··· SOURCE TEXT

The following code is both legal and more explicit:

public func foo<T : SomeClass>(obj: T, isActualClass: Bool) -> Int {
  if (isActualClass) {
    // Now we know that the unsafeReferenceCast is type safe.
    let actualRef = unsafeReferenceCast(obj, to: ActualClass.self)
    return actualRef.i
  }
  return obj.getVal()
}

Examples

Layout Compatible Examples

Calls to mcompatible, compatible, and incompatible reflect Layout Compatible Rules as their names signify. Calls to unknown take invalidly formed addresses:

class C {
  var i: Int32 = 7
}

class D {
  var i: Int32 = 11
}

struct S1 {
  var i: Int32
}

struct S2 {
  var i: Int32
  var j: Int32
}

struct S3 {
  var i: Int32
  var j: Int32
  var k: Int32
}

struct S2_1 {
  var s2: S2
  var i: Int32
}

enum E1 {
  case Payload(Int32)
}

enum E2 {
  case Payload(Int32)
  case NoPayload
}

struct S_IE2 {
  var i: Int32
  var e2: E2
}

struct S_SIE2_E2 {
  var sie2: S_IE2
  var e2: E2
}

struct S_I_E2_E2 {
  var i: Int32
  var e2a: E2
  var e2b: E2
}

// Signify mutually compatible access.
func mcompatible(x: inout Int32, _ y: inout UInt32) {}
func mcompatible(x: inout C, _ y: inout AnyObject) {}
func mcompatible<T>(x: inout UnsafePointer<T>, _ y: inout OpaquePointer) {}
func mcompatible(x: inout Int32, _ y: inout S1) {}
func mcompatible(x: inout Int32, _ y: inout E1) {}
func mcompatible(x: inout (Int32, Int32), _ y: inout S2) {}
func mcompatible(x: inout S2_1, _ y: inout S3) {}

// Signify one-way layout compatibility.
func compatible(x: inout Int32, with y: inout E2) {}
func compatible(x: inout S1, with y: inout S2) {}

func incompatible(x: inout S_SIE2_E2, _ y: inout S_I_E2_E2) {}

func unknown(x: inout Int32, _ y: inout Int32) {}

func access<T>(i: inout Int32, j: inout UInt32, t: inout (Int32, Int32),
  c: inout C, a: inout AnyObject,
  u: inout UnsafePointer<T>, p: inout OpaquePointer,
  s1: inout S1, s2: inout S2, s3: inout S3, s2_1: inout S2_1,
  s_sie2_e2: inout S_SIE2_E2, s_i_e2_e2: inout S_I_E2_E2,
  e1: inout E1, e2: inout E2) {

  // mutually compatible
  mcompatible(&i, &j)  // same size integers
  mcompatible(&c, &a)  // class and any object existential
  mcompatible(&u, &p)  // pointers
  mcompatible(&i, &s1) // single element struct
  mcompatible(&i, &e1) // single case enum
  mcompatible(&t, &s2) // tuple and homogeneous struct

  // struct { {I32, I32}, I32} vs. struct {I32, I32, I32}; fixed size, no spare bits
  mcompatible(&s2_1, &s3)

······
··· DATA SHOWN

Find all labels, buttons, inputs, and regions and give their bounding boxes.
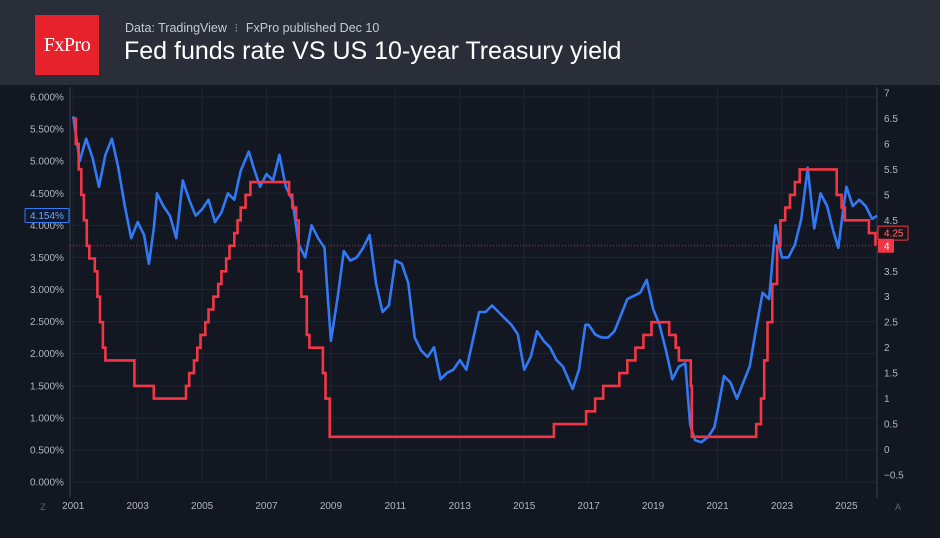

······

TASKS TO COMPLETE:
- 1) Translate this sentence from the Swift layout compatibility text into Spanish: "Calls to mcompatible, compatible, and incompatible reflect Layout Compatible Rules as their names signify."
- 2) Using the Swift layout compatibility text, answer these questions:
(a) What default value does class D give its variable i?
(b) What comment follows the call mcompatible(&u, &p)?
(c) In foo, what is returned when isActualClass is false?
- 3) In the Swift layout compatibility text, rewrite the passage starting at "public func foo<T" and ending at "return obj.getVal()", with "actualRef" changed to "classRef".

PROBLEM SOLUTIONS:
- 1) Las llamadas a mcompatible, compatible e incompatible reflejan las reglas de compatibilidad de disposición, tal como indican sus nombres.

- 2)
(a) 11
(b) pointers
(c) obj.getVal()

- 3)
public func foo<T : SomeClass>(obj: T, isActualClass: Bool) -> Int {
  if (isActualClass) {
    // Now we know that the unsafeReferenceCast is type safe.
    let classRef = unsafeReferenceCast(obj, to: ActualClass.self)
    return classRef.i
  }
  return obj.getVal()